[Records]
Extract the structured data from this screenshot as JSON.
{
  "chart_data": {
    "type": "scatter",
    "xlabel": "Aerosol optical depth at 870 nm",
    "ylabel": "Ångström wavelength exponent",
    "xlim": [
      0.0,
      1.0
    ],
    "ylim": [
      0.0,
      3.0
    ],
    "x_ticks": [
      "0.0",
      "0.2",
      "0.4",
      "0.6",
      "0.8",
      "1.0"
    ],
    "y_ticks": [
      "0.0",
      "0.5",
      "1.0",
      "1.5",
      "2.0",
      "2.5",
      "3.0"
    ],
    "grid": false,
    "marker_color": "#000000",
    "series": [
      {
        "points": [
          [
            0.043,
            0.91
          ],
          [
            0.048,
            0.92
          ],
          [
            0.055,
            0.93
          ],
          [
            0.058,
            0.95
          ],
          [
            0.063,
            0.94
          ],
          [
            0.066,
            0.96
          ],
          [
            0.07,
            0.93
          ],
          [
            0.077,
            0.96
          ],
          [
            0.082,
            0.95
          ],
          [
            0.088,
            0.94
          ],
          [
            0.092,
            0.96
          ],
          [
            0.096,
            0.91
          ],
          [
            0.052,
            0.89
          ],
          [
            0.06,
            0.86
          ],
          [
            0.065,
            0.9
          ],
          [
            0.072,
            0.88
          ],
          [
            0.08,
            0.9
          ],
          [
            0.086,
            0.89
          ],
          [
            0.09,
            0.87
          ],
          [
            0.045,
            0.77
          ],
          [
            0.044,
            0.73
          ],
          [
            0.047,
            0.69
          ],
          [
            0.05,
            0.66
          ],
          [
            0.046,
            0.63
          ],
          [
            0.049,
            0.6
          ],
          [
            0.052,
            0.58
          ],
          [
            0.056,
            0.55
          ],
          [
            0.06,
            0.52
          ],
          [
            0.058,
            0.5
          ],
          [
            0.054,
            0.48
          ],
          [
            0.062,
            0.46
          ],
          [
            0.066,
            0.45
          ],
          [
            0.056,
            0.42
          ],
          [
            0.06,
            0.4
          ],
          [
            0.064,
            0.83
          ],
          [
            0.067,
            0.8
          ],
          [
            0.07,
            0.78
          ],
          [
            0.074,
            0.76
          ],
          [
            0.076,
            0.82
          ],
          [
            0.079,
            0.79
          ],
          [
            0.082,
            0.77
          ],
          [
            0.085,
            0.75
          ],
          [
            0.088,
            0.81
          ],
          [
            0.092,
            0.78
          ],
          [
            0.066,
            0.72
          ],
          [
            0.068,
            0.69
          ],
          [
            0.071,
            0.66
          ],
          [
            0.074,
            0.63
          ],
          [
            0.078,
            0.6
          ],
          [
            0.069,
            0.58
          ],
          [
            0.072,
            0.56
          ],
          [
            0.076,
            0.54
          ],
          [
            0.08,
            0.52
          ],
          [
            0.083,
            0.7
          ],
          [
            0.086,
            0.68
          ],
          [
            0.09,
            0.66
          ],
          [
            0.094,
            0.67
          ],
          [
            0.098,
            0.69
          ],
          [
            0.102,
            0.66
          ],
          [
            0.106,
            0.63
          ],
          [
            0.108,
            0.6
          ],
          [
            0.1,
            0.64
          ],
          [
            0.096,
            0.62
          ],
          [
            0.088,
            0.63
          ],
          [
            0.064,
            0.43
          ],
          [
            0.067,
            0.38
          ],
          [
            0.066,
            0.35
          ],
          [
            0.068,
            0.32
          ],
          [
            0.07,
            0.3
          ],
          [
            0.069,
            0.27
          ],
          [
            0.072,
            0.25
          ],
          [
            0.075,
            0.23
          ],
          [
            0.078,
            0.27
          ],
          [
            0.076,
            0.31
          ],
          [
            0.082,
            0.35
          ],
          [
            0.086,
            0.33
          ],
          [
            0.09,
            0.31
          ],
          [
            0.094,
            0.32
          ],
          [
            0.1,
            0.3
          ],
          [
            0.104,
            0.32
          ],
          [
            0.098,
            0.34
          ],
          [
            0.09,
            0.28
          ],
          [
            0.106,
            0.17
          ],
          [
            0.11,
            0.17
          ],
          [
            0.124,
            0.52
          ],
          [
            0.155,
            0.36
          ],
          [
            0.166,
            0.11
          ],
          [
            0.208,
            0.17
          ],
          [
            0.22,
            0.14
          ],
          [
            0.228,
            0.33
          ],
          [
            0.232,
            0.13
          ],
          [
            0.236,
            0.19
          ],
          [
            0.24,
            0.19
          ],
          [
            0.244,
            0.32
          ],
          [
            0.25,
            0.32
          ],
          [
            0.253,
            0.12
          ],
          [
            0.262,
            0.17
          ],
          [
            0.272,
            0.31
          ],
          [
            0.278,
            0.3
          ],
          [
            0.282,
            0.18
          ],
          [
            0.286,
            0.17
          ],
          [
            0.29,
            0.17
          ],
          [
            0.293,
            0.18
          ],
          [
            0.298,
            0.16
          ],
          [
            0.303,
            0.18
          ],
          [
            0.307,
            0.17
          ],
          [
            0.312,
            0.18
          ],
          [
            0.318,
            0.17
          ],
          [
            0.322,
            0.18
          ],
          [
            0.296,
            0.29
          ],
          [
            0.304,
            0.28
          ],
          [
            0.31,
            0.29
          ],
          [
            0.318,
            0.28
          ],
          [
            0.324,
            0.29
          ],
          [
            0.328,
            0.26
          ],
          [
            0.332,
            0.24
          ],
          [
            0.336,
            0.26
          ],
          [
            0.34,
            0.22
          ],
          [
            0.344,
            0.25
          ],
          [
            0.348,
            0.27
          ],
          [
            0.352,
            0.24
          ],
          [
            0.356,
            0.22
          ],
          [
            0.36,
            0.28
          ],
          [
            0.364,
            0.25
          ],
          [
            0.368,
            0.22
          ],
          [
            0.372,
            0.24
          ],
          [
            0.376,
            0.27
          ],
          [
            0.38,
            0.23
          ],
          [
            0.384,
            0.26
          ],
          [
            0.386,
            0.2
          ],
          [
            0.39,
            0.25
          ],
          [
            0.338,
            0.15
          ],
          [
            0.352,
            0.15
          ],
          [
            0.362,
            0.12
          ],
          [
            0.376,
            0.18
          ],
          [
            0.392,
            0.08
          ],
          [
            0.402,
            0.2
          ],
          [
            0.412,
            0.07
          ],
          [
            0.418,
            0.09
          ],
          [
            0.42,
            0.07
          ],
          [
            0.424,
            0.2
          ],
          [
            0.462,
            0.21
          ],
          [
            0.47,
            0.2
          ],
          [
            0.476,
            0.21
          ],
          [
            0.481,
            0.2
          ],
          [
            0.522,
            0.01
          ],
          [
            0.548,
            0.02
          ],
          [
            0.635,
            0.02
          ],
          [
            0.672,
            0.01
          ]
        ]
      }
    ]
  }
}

= WORK REQUIRED =
Reproduce the listing shown above in its entirety, exactly.

= TASK RESULT =
Extract the structured data from this screenshot as JSON.
{
  "chart_data": {
    "type": "scatter",
    "xlabel": "Aerosol optical depth at 870 nm",
    "ylabel": "Ångström wavelength exponent",
    "xlim": [
      0.0,
      1.0
    ],
    "ylim": [
      0.0,
      3.0
    ],
    "x_ticks": [
      "0.0",
      "0.2",
      "0.4",
      "0.6",
      "0.8",
      "1.0"
    ],
    "y_ticks": [
      "0.0",
      "0.5",
      "1.0",
      "1.5",
      "2.0",
      "2.5",
      "3.0"
    ],
    "grid": false,
    "marker_color": "#000000",
    "series": [
      {
        "points": [
          [
            0.043,
            0.91
          ],
          [
            0.048,
            0.92
          ],
          [
            0.055,
            0.93
          ],
          [
            0.058,
            0.95
          ],
          [
            0.063,
            0.94
          ],
          [
            0.066,
            0.96
          ],
          [
            0.07,
            0.93
          ],
          [
            0.077,
            0.96
          ],
          [
            0.082,
            0.95
          ],
          [
            0.088,
            0.94
          ],
          [
            0.092,
            0.96
          ],
          [
            0.096,
            0.91
          ],
          [
            0.052,
            0.89
          ],
          [
            0.06,
            0.86
          ],
          [
            0.065,
            0.9
          ],
          [
            0.072,
            0.88
          ],
          [
            0.08,
            0.9
          ],
          [
            0.086,
            0.89
          ],
          [
            0.09,
            0.87
          ],
          [
            0.045,
            0.77
          ],
          [
            0.044,
            0.73
          ],
          [
            0.047,
            0.69
          ],
          [
            0.05,
            0.66
          ],
          [
            0.046,
            0.63
          ],
          [
            0.049,
            0.6
          ],
          [
            0.052,
            0.58
          ],
          [
            0.056,
            0.55
          ],
          [
            0.06,
            0.52
          ],
          [
            0.058,
            0.5
          ],
          [
            0.054,
            0.48
          ],
          [
            0.062,
            0.46
          ],
          [
            0.066,
            0.45
          ],
          [
            0.056,
            0.42
          ],
          [
            0.06,
            0.4
          ],
          [
            0.064,
            0.83
          ],
          [
            0.067,
            0.8
          ],
          [
            0.07,
            0.78
          ],
          [
            0.074,
            0.76
          ],
          [
            0.076,
            0.82
          ],
          [
            0.079,
            0.79
          ],
          [
            0.082,
            0.77
          ],
          [
            0.085,
            0.75
          ],
          [
            0.088,
            0.81
          ],
          [
            0.092,
            0.78
          ],
          [
            0.066,
            0.72
          ],
          [
            0.068,
            0.69
          ],
          [
            0.071,
            0.66
          ],
          [
            0.074,
            0.63
          ],
          [
            0.078,
            0.6
          ],
          [
            0.069,
            0.58
          ],
          [
            0.072,
            0.56
          ],
          [
            0.076,
            0.54
          ],
          [
            0.08,
            0.52
          ],
          [
            0.083,
            0.7
          ],
          [
            0.086,
            0.68
          ],
          [
            0.09,
            0.66
          ],
          [
            0.094,
            0.67
          ],
          [
            0.098,
            0.69
          ],
          [
            0.102,
            0.66
          ],
          [
            0.106,
            0.63
          ],
          [
            0.108,
            0.6
          ],
          [
            0.1,
            0.64
          ],
          [
            0.096,
            0.62
          ],
          [
            0.088,
            0.63
          ],
          [
            0.064,
            0.43
          ],
          [
            0.067,
            0.38
          ],
          [
            0.066,
            0.35
          ],
          [
            0.068,
            0.32
          ],
          [
            0.07,
            0.3
          ],
          [
            0.069,
            0.27
          ],
          [
            0.072,
            0.25
          ],
          [
            0.075,
            0.23
          ],
          [
            0.078,
            0.27
          ],
          [
            0.076,
            0.31
          ],
          [
            0.082,
            0.35
          ],
          [
            0.086,
            0.33
          ],
          [
            0.09,
            0.31
          ],
          [
            0.094,
            0.32
          ],
          [
            0.1,
            0.3
          ],
          [
            0.104,
            0.32
          ],
          [
            0.098,
            0.34
          ],
          [
            0.09,
            0.28
          ],
          [
            0.106,
            0.17
          ],
          [
            0.11,
            0.17
          ],
          [
            0.124,
            0.52
          ],
          [
            0.155,
            0.36
          ],
          [
            0.166,
            0.11
          ],
          [
            0.208,
            0.17
          ],
          [
            0.22,
            0.14
          ],
          [
            0.228,
            0.33
          ],
          [
            0.232,
            0.13
          ],
          [
            0.236,
            0.19
          ],
          [
            0.24,
            0.19
          ],
          [
            0.244,
            0.32
          ],
          [
            0.25,
            0.32
          ],
          [
            0.253,
            0.12
          ],
          [
            0.262,
            0.17
          ],
          [
            0.272,
            0.31
          ],
          [
            0.278,
            0.3
          ],
          [
            0.282,
            0.18
          ],
          [
            0.286,
            0.17
          ],
          [
            0.29,
            0.17
          ],
          [
            0.293,
            0.18
          ],
          [
            0.298,
            0.16
          ],
          [
            0.303,
            0.18
          ],
          [
            0.307,
            0.17
          ],
          [
            0.312,
            0.18
          ],
          [
            0.318,
            0.17
          ],
          [
            0.322,
            0.18
          ],
          [
            0.296,
            0.29
          ],
          [
            0.304,
            0.28
          ],
          [
            0.31,
            0.29
          ],
          [
            0.318,
            0.28
          ],
          [
            0.324,
            0.29
          ],
          [
            0.328,
            0.26
          ],
          [
            0.332,
            0.24
          ],
          [
            0.336,
            0.26
          ],
          [
            0.34,
            0.22
          ],
          [
            0.344,
            0.25
          ],
          [
            0.348,
            0.27
          ],
          [
            0.352,
            0.24
          ],
          [
            0.356,
            0.22
          ],
          [
            0.36,
            0.28
          ],
          [
            0.364,
            0.25
          ],
          [
            0.368,
            0.22
          ],
          [
            0.372,
            0.24
          ],
          [
            0.376,
            0.27
          ],
          [
            0.38,
            0.23
          ],
          [
            0.384,
            0.26
          ],
          [
            0.386,
            0.2
          ],
          [
            0.39,
            0.25
          ],
          [
            0.338,
            0.15
          ],
          [
            0.352,
            0.15
          ],
          [
            0.362,
            0.12
          ],
          [
            0.376,
            0.18
          ],
          [
            0.392,
            0.08
          ],
          [
            0.402,
            0.2
          ],
          [
            0.412,
            0.07
          ],
          [
            0.418,
            0.09
          ],
          [
            0.42,
            0.07
          ],
          [
            0.424,
            0.2
          ],
          [
            0.462,
            0.21
          ],
          [
            0.47,
            0.2
          ],
          [
            0.476,
            0.21
          ],
          [
            0.481,
            0.2
          ],
          [
            0.522,
            0.01
          ],
          [
            0.548,
            0.02
          ],
          [
            0.635,
            0.02
          ],
          [
            0.672,
            0.01
          ]
        ]
      }
    ]
  }
}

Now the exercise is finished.